_Stated task_
Please transcribe the data below exactly. Leave the pictures out.

::: Extracted records

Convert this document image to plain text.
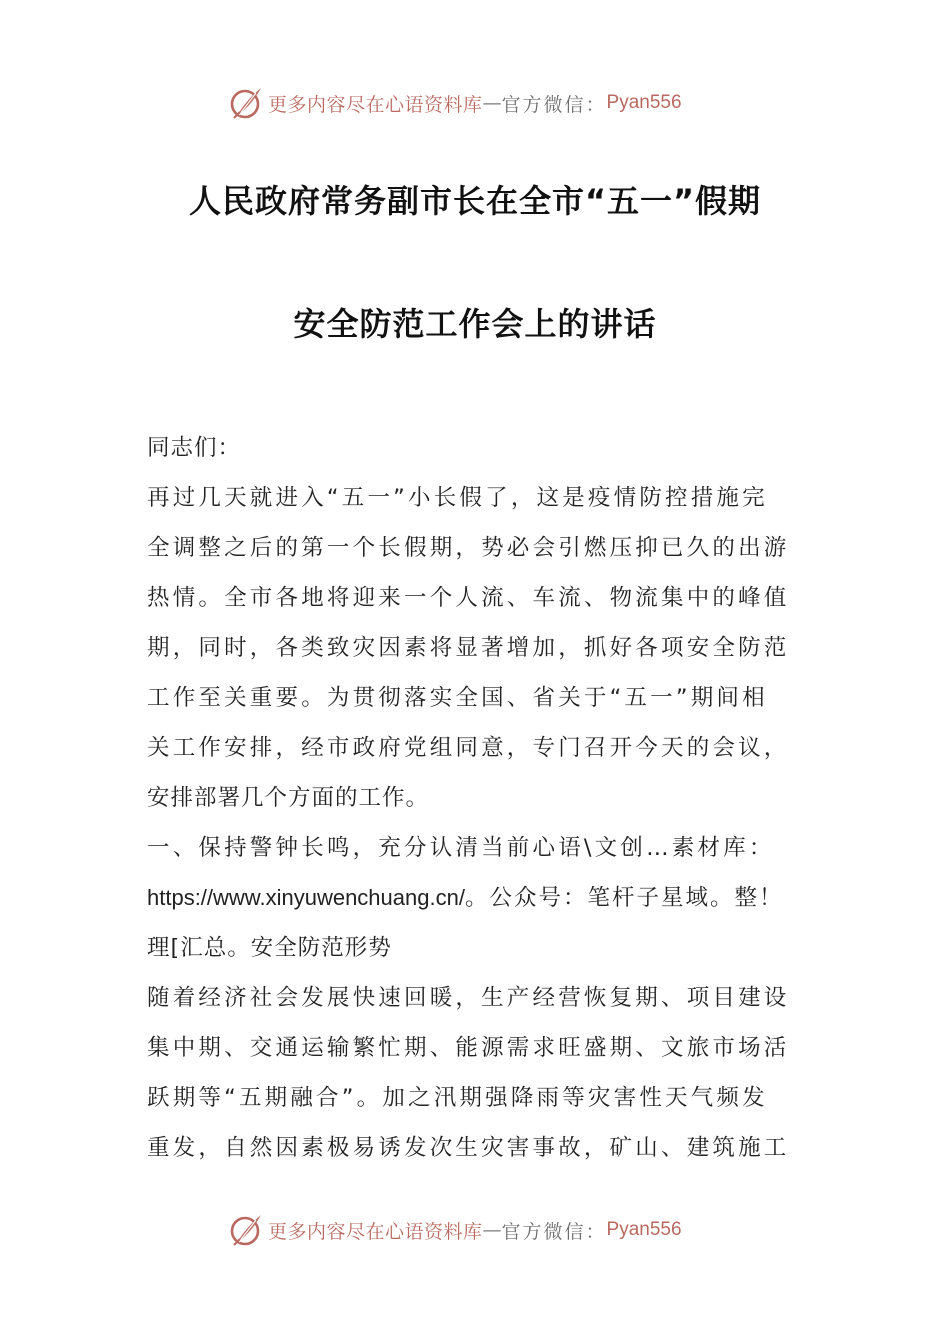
更多内容尽在心语资料库 — 官方微信： Pyan556
人民政府常务副市长在全市“五一”假期
安全防范工作会上的讲话
同志们：
再过几天就进入“五一”小长假了，这是疫情防控措施完
全调整之后的第一个长假期，势必会引燃压抑已久的出游
热情。全市各地将迎来一个人流、车流、物流集中的峰值
期，同时，各类致灾因素将显著增加，抓好各项安全防范
工作至关重要。为贯彻落实全国、省关于“五一”期间相
关工作安排，经市政府党组同意，专门召开今天的会议，
安排部署几个方面的工作。
一、保持警钟长鸣，充分认清当前心语\文创…素材库：
https://www.xinyuwenchuang.cn/。公众号：笔杆子星域。整！
理[汇总。安全防范形势
随着经济社会发展快速回暖，生产经营恢复期、项目建设
集中期、交通运输繁忙期、能源需求旺盛期、文旅市场活
跃期等“五期融合”。加之汛期强降雨等灾害性天气频发
重发，自然因素极易诱发次生灾害事故，矿山、建筑施工
更多内容尽在心语资料库 — 官方微信： Pyan556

::::::

_Solution to the problem_
Convert this document image to plain text.
更多内容尽在心语资料库 — 官方微信： Pyan556
人民政府常务副市长在全市“五一”假期
安全防范工作会上的讲话
同志们：
再过几天就进入“五一”小长假了，这是疫情防控措施完
全调整之后的第一个长假期，势必会引燃压抑已久的出游
热情。全市各地将迎来一个人流、车流、物流集中的峰值
期，同时，各类致灾因素将显著增加，抓好各项安全防范
工作至关重要。为贯彻落实全国、省关于“五一”期间相
关工作安排，经市政府党组同意，专门召开今天的会议，
安排部署几个方面的工作。
一、保持警钟长鸣，充分认清当前心语\文创…素材库：
https://www.xinyuwenchuang.cn/。公众号：笔杆子星域。整！
理[汇总。安全防范形势
随着经济社会发展快速回暖，生产经营恢复期、项目建设
集中期、交通运输繁忙期、能源需求旺盛期、文旅市场活
跃期等“五期融合”。加之汛期强降雨等灾害性天气频发
重发，自然因素极易诱发次生灾害事故，矿山、建筑施工
更多内容尽在心语资料库 — 官方微信： Pyan556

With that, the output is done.